Work to complete: Only the run of lines from the one containing "What's the underlying" through the last line should be returned, exactly as written.

(Collected data entries)
------------------------------------------------

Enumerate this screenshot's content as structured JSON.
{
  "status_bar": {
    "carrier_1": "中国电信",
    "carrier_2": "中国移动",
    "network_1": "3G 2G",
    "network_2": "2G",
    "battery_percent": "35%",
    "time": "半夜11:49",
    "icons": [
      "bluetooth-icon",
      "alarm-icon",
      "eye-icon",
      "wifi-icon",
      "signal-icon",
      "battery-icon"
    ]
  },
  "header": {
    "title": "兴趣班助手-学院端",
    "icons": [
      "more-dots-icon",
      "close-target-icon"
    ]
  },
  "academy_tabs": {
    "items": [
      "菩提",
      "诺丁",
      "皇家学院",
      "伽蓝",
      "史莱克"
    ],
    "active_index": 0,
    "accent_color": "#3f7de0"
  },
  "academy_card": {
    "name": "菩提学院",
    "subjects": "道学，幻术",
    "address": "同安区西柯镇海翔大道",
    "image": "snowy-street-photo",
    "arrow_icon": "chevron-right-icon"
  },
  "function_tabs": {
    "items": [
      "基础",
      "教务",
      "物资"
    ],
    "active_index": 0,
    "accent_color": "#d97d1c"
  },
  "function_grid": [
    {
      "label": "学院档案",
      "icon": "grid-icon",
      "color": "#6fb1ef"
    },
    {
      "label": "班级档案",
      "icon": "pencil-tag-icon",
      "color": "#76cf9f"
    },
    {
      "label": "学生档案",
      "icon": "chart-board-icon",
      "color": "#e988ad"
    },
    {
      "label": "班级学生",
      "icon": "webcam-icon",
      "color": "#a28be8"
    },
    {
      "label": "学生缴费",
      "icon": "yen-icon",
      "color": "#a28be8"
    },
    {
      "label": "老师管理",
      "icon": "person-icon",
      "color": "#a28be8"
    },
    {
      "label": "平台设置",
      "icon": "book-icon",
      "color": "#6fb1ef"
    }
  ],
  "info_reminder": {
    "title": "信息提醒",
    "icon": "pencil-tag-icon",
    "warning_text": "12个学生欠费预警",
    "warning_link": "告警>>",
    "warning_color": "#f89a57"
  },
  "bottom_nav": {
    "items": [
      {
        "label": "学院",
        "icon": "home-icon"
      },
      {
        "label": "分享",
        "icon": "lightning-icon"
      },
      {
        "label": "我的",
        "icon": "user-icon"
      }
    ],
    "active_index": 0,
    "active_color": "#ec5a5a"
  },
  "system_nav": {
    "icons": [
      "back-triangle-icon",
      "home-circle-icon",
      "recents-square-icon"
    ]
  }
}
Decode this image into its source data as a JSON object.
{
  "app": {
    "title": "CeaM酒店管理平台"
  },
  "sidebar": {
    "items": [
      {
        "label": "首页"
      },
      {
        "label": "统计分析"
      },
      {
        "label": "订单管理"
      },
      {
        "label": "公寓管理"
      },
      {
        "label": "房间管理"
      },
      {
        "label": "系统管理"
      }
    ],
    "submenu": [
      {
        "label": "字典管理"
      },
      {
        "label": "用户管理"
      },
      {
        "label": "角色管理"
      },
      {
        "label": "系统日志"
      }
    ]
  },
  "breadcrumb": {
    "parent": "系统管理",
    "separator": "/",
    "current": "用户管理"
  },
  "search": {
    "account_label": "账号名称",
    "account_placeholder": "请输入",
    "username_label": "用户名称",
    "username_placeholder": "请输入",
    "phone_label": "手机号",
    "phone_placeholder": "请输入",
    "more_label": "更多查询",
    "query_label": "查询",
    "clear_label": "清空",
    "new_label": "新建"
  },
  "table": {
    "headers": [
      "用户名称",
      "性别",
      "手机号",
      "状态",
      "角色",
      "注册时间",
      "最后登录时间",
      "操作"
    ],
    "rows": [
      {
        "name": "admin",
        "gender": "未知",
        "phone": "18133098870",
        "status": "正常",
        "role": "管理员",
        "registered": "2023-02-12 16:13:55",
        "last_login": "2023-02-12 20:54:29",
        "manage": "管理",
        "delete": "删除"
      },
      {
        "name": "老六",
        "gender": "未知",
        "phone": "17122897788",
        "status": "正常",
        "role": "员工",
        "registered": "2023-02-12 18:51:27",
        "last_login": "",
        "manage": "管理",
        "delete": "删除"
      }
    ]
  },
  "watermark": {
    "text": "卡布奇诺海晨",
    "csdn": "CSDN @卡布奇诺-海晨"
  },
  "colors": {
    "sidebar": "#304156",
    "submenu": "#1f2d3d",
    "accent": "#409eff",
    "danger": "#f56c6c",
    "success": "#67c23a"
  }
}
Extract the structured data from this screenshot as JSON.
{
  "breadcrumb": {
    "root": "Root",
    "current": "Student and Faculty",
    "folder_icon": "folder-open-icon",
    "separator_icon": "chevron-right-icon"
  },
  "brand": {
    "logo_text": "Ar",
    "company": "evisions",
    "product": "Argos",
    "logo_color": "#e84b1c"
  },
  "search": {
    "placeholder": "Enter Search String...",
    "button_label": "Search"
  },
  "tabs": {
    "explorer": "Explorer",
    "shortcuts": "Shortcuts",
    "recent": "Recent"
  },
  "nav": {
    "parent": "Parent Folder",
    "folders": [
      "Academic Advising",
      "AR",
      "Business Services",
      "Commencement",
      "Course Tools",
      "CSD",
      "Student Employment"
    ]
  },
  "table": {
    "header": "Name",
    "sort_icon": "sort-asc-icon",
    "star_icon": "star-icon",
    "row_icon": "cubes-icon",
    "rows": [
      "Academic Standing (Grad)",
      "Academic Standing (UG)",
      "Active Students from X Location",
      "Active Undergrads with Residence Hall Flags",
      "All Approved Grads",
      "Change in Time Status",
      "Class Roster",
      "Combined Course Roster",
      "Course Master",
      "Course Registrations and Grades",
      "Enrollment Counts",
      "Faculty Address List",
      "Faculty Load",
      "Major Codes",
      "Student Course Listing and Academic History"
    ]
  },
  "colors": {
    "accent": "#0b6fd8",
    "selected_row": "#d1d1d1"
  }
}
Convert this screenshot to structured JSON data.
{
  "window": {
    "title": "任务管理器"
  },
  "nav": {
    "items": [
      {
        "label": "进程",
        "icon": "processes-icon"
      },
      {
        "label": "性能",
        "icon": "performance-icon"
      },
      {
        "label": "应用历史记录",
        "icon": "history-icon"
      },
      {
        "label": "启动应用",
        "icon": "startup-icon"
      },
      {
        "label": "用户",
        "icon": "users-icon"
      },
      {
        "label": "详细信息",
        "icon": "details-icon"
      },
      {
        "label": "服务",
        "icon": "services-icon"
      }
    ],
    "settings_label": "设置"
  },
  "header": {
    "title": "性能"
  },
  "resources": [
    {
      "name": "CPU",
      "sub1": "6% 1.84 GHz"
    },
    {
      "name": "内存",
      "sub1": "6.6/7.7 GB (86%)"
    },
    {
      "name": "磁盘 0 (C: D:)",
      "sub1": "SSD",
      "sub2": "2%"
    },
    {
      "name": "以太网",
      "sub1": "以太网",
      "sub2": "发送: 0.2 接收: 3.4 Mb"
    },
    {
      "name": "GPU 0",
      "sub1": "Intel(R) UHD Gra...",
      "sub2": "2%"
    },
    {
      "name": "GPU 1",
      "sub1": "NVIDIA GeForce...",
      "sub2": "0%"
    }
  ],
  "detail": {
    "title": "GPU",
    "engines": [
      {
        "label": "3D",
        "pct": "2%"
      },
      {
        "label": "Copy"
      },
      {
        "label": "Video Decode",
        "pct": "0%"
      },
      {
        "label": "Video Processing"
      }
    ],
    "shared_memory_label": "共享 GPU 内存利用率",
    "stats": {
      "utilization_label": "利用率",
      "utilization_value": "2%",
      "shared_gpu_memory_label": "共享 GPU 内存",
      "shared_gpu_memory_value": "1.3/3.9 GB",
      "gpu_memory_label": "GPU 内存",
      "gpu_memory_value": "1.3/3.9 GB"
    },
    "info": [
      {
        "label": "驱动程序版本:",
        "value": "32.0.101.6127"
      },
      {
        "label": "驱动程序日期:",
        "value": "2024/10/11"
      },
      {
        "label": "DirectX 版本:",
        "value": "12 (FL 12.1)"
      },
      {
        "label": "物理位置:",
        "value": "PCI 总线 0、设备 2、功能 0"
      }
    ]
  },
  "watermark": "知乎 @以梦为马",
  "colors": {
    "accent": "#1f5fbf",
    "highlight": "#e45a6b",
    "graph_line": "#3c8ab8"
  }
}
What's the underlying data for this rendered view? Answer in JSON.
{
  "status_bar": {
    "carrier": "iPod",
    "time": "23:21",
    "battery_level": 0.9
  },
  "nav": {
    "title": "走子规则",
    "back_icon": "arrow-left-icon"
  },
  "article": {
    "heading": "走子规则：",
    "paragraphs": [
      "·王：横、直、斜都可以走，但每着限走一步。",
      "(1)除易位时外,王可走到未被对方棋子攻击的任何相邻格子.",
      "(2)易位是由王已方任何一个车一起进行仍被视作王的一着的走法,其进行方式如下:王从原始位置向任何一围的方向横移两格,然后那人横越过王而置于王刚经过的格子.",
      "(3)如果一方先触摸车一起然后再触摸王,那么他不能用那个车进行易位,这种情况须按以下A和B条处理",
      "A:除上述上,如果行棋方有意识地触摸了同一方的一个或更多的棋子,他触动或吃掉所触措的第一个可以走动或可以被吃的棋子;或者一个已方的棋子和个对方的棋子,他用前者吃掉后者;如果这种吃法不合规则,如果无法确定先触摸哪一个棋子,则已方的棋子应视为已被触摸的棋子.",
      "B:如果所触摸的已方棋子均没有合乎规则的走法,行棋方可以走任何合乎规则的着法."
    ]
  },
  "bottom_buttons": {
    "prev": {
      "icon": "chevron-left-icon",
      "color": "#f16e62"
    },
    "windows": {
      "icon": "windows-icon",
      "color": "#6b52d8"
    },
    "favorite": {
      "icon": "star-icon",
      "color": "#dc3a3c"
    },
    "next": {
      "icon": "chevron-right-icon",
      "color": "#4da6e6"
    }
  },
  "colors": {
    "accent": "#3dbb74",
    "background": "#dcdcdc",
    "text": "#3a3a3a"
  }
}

------------------------------------------------

Full answer:
What's the underlying data for this rendered view? Answer in JSON.
{
  "status_bar": {
    "carrier": "iPod",
    "time": "23:21",
    "battery_level": 0.9
  },
  "nav": {
    "title": "走子规则",
    "back_icon": "arrow-left-icon"
  },
  "article": {
    "heading": "走子规则：",
    "paragraphs": [
      "·王：横、直、斜都可以走，但每着限走一步。",
      "(1)除易位时外,王可走到未被对方棋子攻击的任何相邻格子.",
      "(2)易位是由王已方任何一个车一起进行仍被视作王的一着的走法,其进行方式如下:王从原始位置向任何一围的方向横移两格,然后那人横越过王而置于王刚经过的格子.",
      "(3)如果一方先触摸车一起然后再触摸王,那么他不能用那个车进行易位,这种情况须按以下A和B条处理",
      "A:除上述上,如果行棋方有意识地触摸了同一方的一个或更多的棋子,他触动或吃掉所触措的第一个可以走动或可以被吃的棋子;或者一个已方的棋子和个对方的棋子,他用前者吃掉后者;如果这种吃法不合规则,如果无法确定先触摸哪一个棋子,则已方的棋子应视为已被触摸的棋子.",
      "B:如果所触摸的已方棋子均没有合乎规则的走法,行棋方可以走任何合乎规则的着法."
    ]
  },
  "bottom_buttons": {
    "prev": {
      "icon": "chevron-left-icon",
      "color": "#f16e62"
    },
    "windows": {
      "icon": "windows-icon",
      "color": "#6b52d8"
    },
    "favorite": {
      "icon": "star-icon",
      "color": "#dc3a3c"
    },
    "next": {
      "icon": "chevron-right-icon",
      "color": "#4da6e6"
    }
  },
  "colors": {
    "accent": "#3dbb74",
    "background": "#dcdcdc",
    "text": "#3a3a3a"
  }
}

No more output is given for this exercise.